### Work to do
Please print all of the material below, word for word.

### Records for processing
————

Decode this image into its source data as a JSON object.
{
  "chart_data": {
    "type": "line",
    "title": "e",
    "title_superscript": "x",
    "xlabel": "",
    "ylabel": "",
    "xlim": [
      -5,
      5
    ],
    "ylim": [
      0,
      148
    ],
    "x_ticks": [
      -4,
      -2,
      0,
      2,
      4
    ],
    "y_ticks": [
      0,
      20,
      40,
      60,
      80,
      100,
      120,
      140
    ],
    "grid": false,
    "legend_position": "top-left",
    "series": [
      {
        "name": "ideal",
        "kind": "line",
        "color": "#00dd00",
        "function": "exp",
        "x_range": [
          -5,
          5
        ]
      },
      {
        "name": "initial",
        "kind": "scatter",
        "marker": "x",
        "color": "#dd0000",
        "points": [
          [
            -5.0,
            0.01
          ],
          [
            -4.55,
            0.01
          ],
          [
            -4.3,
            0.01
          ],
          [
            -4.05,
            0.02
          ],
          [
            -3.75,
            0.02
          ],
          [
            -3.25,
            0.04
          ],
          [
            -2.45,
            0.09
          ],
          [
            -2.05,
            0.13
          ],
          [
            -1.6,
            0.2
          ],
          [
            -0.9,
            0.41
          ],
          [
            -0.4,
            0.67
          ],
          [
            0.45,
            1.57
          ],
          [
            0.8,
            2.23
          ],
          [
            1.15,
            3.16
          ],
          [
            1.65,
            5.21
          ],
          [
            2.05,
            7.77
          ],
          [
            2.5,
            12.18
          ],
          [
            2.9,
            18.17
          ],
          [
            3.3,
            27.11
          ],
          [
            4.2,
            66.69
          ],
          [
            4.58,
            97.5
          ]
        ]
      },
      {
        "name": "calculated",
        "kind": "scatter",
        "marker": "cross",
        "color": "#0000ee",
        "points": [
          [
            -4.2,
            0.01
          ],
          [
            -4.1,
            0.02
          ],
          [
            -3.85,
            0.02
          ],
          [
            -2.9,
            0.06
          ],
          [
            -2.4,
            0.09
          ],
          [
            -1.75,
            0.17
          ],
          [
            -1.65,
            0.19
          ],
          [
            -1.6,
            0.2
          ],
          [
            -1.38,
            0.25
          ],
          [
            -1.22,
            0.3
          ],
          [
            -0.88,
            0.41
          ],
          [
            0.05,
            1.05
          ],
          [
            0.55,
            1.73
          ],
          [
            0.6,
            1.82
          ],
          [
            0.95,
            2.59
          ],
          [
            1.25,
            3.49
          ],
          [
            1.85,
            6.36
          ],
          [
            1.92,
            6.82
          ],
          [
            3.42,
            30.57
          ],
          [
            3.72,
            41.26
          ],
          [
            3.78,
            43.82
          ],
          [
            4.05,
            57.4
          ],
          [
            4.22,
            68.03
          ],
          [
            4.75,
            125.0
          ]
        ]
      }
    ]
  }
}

————

### Result for this exercise
Decode this image into its source data as a JSON object.
{
  "chart_data": {
    "type": "line",
    "title": "e",
    "title_superscript": "x",
    "xlabel": "",
    "ylabel": "",
    "xlim": [
      -5,
      5
    ],
    "ylim": [
      0,
      148
    ],
    "x_ticks": [
      -4,
      -2,
      0,
      2,
      4
    ],
    "y_ticks": [
      0,
      20,
      40,
      60,
      80,
      100,
      120,
      140
    ],
    "grid": false,
    "legend_position": "top-left",
    "series": [
      {
        "name": "ideal",
        "kind": "line",
        "color": "#00dd00",
        "function": "exp",
        "x_range": [
          -5,
          5
        ]
      },
      {
        "name": "initial",
        "kind": "scatter",
        "marker": "x",
        "color": "#dd0000",
        "points": [
          [
            -5.0,
            0.01
          ],
          [
            -4.55,
            0.01
          ],
          [
            -4.3,
            0.01
          ],
          [
            -4.05,
            0.02
          ],
          [
            -3.75,
            0.02
          ],
          [
            -3.25,
            0.04
          ],
          [
            -2.45,
            0.09
          ],
          [
            -2.05,
            0.13
          ],
          [
            -1.6,
            0.2
          ],
          [
            -0.9,
            0.41
          ],
          [
            -0.4,
            0.67
          ],
          [
            0.45,
            1.57
          ],
          [
            0.8,
            2.23
          ],
          [
            1.15,
            3.16
          ],
          [
            1.65,
            5.21
          ],
          [
            2.05,
            7.77
          ],
          [
            2.5,
            12.18
          ],
          [
            2.9,
            18.17
          ],
          [
            3.3,
            27.11
          ],
          [
            4.2,
            66.69
          ],
          [
            4.58,
            97.5
          ]
        ]
      },
      {
        "name": "calculated",
        "kind": "scatter",
        "marker": "cross",
        "color": "#0000ee",
        "points": [
          [
            -4.2,
            0.01
          ],
          [
            -4.1,
            0.02
          ],
          [
            -3.85,
            0.02
          ],
          [
            -2.9,
            0.06
          ],
          [
            -2.4,
            0.09
          ],
          [
            -1.75,
            0.17
          ],
          [
            -1.65,
            0.19
          ],
          [
            -1.6,
            0.2
          ],
          [
            -1.38,
            0.25
          ],
          [
            -1.22,
            0.3
          ],
          [
            -0.88,
            0.41
          ],
          [
            0.05,
            1.05
          ],
          [
            0.55,
            1.73
          ],
          [
            0.6,
            1.82
          ],
          [
            0.95,
            2.59
          ],
          [
            1.25,
            3.49
          ],
          [
            1.85,
            6.36
          ],
          [
            1.92,
            6.82
          ],
          [
            3.42,
            30.57
          ],
          [
            3.72,
            41.26
          ],
          [
            3.78,
            43.82
          ],
          [
            4.05,
            57.4
          ],
          [
            4.22,
            68.03
          ],
          [
            4.75,
            125.0
          ]
        ]
      }
    ]
  }
}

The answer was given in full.